* PROVIDED ENTRIES *
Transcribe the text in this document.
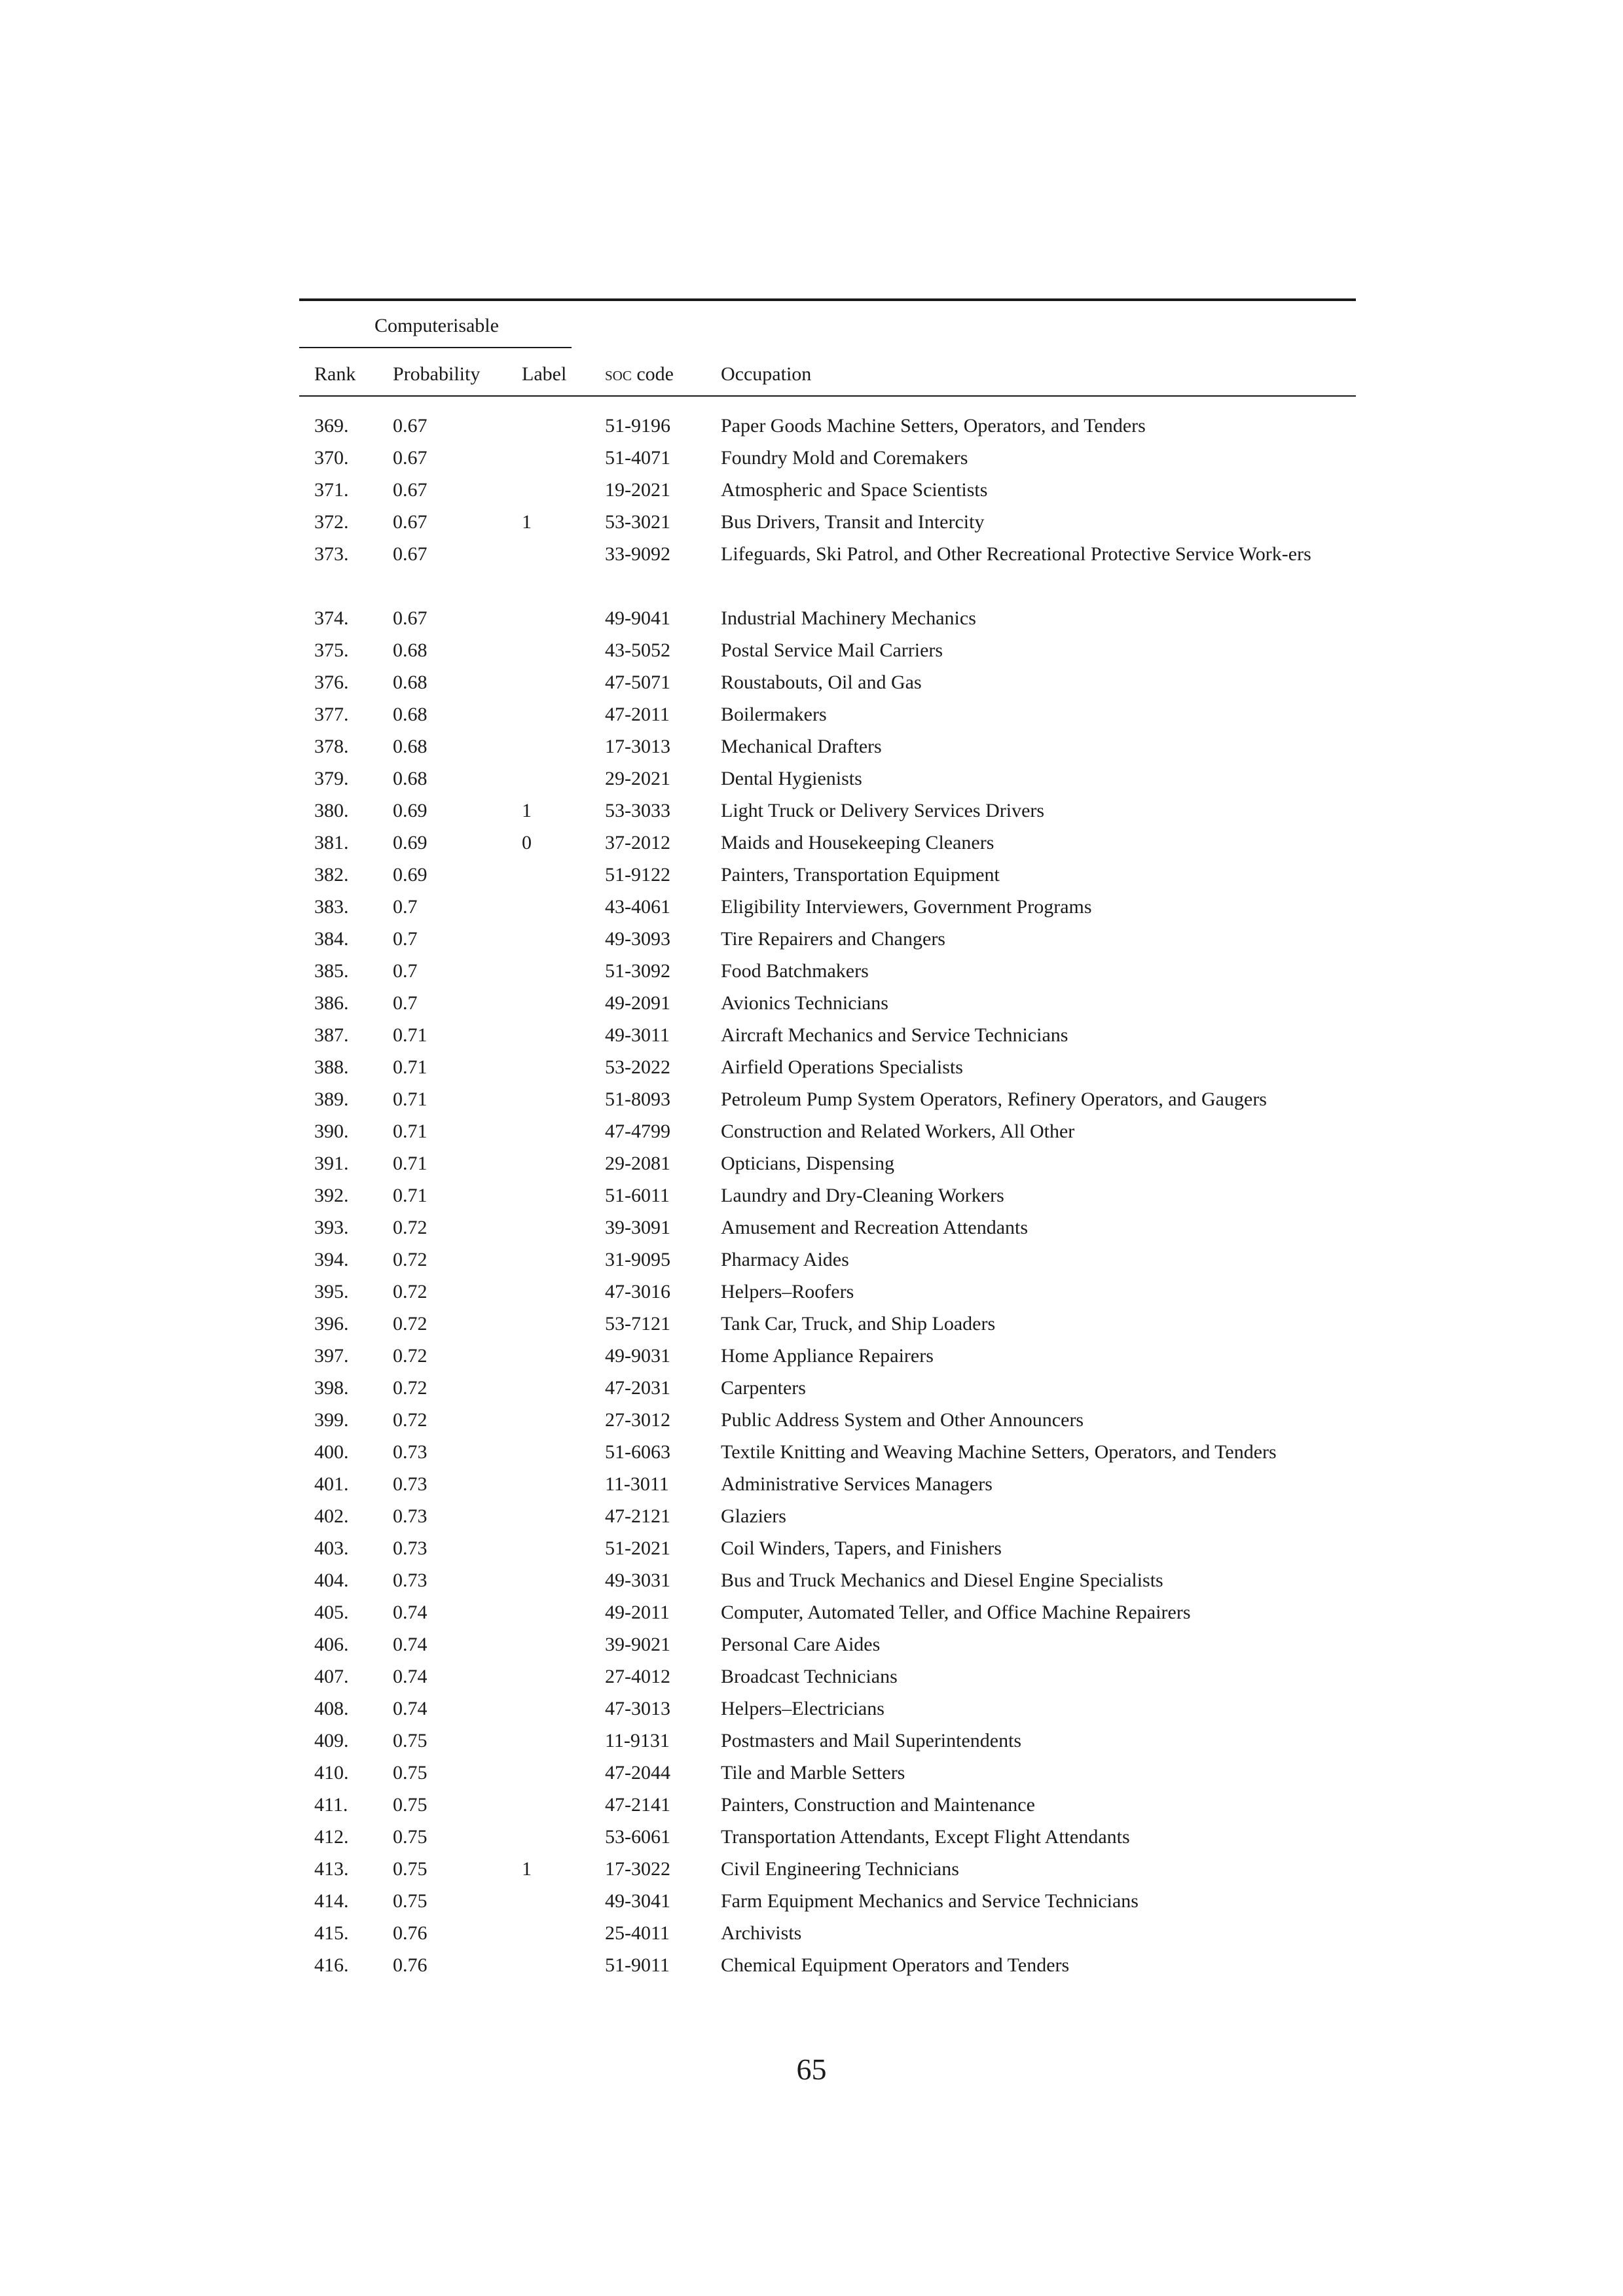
Computerisable
Rank Probability Label soc code Occupation
369. 0.67	51-9196	Paper Goods Machine Setters, Operators, and Tenders
370. 0.67	51-4071	Foundry Mold and Coremakers
371. 0.67	19-2021	Atmospheric and Space Scientists
372. 0.67	1	53-3021	Bus Drivers, Transit and Intercity
373. 0.67	33-9092	Lifeguards, Ski Patrol, and Other Recreational Protective Service Work-ers
374. 0.67	49-9041	Industrial Machinery Mechanics
375. 0.68	43-5052	Postal Service Mail Carriers
376. 0.68	47-5071	Roustabouts, Oil and Gas
377. 0.68	47-2011	Boilermakers
378. 0.68	17-3013	Mechanical Drafters
379. 0.68	29-2021	Dental Hygienists
380. 0.69	1	53-3033	Light Truck or Delivery Services Drivers
381. 0.69	0	37-2012	Maids and Housekeeping Cleaners
382. 0.69	51-9122	Painters, Transportation Equipment
383. 0.7	43-4061	Eligibility Interviewers, Government Programs
384. 0.7	49-3093	Tire Repairers and Changers
385. 0.7	51-3092	Food Batchmakers
386. 0.7	49-2091	Avionics Technicians
387. 0.71	49-3011	Aircraft Mechanics and Service Technicians
388. 0.71	53-2022	Airfield Operations Specialists
389. 0.71	51-8093	Petroleum Pump System Operators, Refinery Operators, and Gaugers
390. 0.71	47-4799	Construction and Related Workers, All Other
391. 0.71	29-2081	Opticians, Dispensing
392. 0.71	51-6011	Laundry and Dry-Cleaning Workers
393. 0.72	39-3091	Amusement and Recreation Attendants
394. 0.72	31-9095	Pharmacy Aides
395. 0.72	47-3016	Helpers–Roofers
396. 0.72	53-7121	Tank Car, Truck, and Ship Loaders
397. 0.72	49-9031	Home Appliance Repairers
398. 0.72	47-2031	Carpenters
399. 0.72	27-3012	Public Address System and Other Announcers
400. 0.73	51-6063	Textile Knitting and Weaving Machine Setters, Operators, and Tenders
401. 0.73	11-3011	Administrative Services Managers
402. 0.73	47-2121	Glaziers
403. 0.73	51-2021	Coil Winders, Tapers, and Finishers
404. 0.73	49-3031	Bus and Truck Mechanics and Diesel Engine Specialists
405. 0.74	49-2011	Computer, Automated Teller, and Office Machine Repairers
406. 0.74	39-9021	Personal Care Aides
407. 0.74	27-4012	Broadcast Technicians
408. 0.74	47-3013	Helpers–Electricians
409. 0.75	11-9131	Postmasters and Mail Superintendents
410. 0.75	47-2044	Tile and Marble Setters
411. 0.75	47-2141	Painters, Construction and Maintenance
412. 0.75	53-6061	Transportation Attendants, Except Flight Attendants
413. 0.75	1	17-3022	Civil Engineering Technicians
414. 0.75	49-3041	Farm Equipment Mechanics and Service Technicians
415. 0.76	25-4011	Archivists
416. 0.76	51-9011	Chemical Equipment Operators and Tenders
65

* THE REQUEST *
Find every line that has "Technicians" in it, then return those lines.

* OUTPUT FOR THIS TASK *
386. 0.7	49-2091	Avionics Technicians
387. 0.71	49-3011	Aircraft Mechanics and Service Technicians
407. 0.74	27-4012	Broadcast Technicians
413. 0.75	1	17-3022	Civil Engineering Technicians
414. 0.75	49-3041	Farm Equipment Mechanics and Service Technicians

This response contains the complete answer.